WHAT IS BEING ASKED -> Output all lines exactly.

[Dataset records]
╭──

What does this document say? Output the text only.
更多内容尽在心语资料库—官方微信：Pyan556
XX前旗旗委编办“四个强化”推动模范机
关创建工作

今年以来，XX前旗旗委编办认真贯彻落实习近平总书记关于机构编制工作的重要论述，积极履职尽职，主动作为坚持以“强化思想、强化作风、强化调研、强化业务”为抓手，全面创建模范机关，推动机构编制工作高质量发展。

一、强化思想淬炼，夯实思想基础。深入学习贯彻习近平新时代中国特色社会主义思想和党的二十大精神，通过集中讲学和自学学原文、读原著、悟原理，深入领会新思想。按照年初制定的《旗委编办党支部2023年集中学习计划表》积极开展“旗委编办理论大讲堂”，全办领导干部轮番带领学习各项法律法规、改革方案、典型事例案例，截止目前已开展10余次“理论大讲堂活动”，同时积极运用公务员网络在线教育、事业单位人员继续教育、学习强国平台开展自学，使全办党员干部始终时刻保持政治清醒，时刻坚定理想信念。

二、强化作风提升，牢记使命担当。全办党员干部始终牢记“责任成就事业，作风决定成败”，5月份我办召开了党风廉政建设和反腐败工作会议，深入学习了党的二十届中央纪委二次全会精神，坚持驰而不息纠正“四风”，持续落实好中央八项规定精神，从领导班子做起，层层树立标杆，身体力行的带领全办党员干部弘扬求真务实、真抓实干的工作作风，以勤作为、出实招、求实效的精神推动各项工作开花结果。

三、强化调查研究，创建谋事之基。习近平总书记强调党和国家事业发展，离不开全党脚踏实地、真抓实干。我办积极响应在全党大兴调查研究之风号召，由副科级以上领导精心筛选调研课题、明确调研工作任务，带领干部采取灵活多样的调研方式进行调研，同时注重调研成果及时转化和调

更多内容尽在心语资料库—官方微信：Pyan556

╰──

SOLUTION TO THIS EXERCISE ->
What does this document say? Output the text only.
更多内容尽在心语资料库—官方微信：Pyan556
XX前旗旗委编办“四个强化”推动模范机
关创建工作

今年以来，XX前旗旗委编办认真贯彻落实习近平总书记关于机构编制工作的重要论述，积极履职尽职，主动作为坚持以“强化思想、强化作风、强化调研、强化业务”为抓手，全面创建模范机关，推动机构编制工作高质量发展。

一、强化思想淬炼，夯实思想基础。深入学习贯彻习近平新时代中国特色社会主义思想和党的二十大精神，通过集中讲学和自学学原文、读原著、悟原理，深入领会新思想。按照年初制定的《旗委编办党支部2023年集中学习计划表》积极开展“旗委编办理论大讲堂”，全办领导干部轮番带领学习各项法律法规、改革方案、典型事例案例，截止目前已开展10余次“理论大讲堂活动”，同时积极运用公务员网络在线教育、事业单位人员继续教育、学习强国平台开展自学，使全办党员干部始终时刻保持政治清醒，时刻坚定理想信念。

二、强化作风提升，牢记使命担当。全办党员干部始终牢记“责任成就事业，作风决定成败”，5月份我办召开了党风廉政建设和反腐败工作会议，深入学习了党的二十届中央纪委二次全会精神，坚持驰而不息纠正“四风”，持续落实好中央八项规定精神，从领导班子做起，层层树立标杆，身体力行的带领全办党员干部弘扬求真务实、真抓实干的工作作风，以勤作为、出实招、求实效的精神推动各项工作开花结果。

三、强化调查研究，创建谋事之基。习近平总书记强调党和国家事业发展，离不开全党脚踏实地、真抓实干。我办积极响应在全党大兴调查研究之风号召，由副科级以上领导精心筛选调研课题、明确调研工作任务，带领干部采取灵活多样的调研方式进行调研，同时注重调研成果及时转化和调

更多内容尽在心语资料库—官方微信：Pyan556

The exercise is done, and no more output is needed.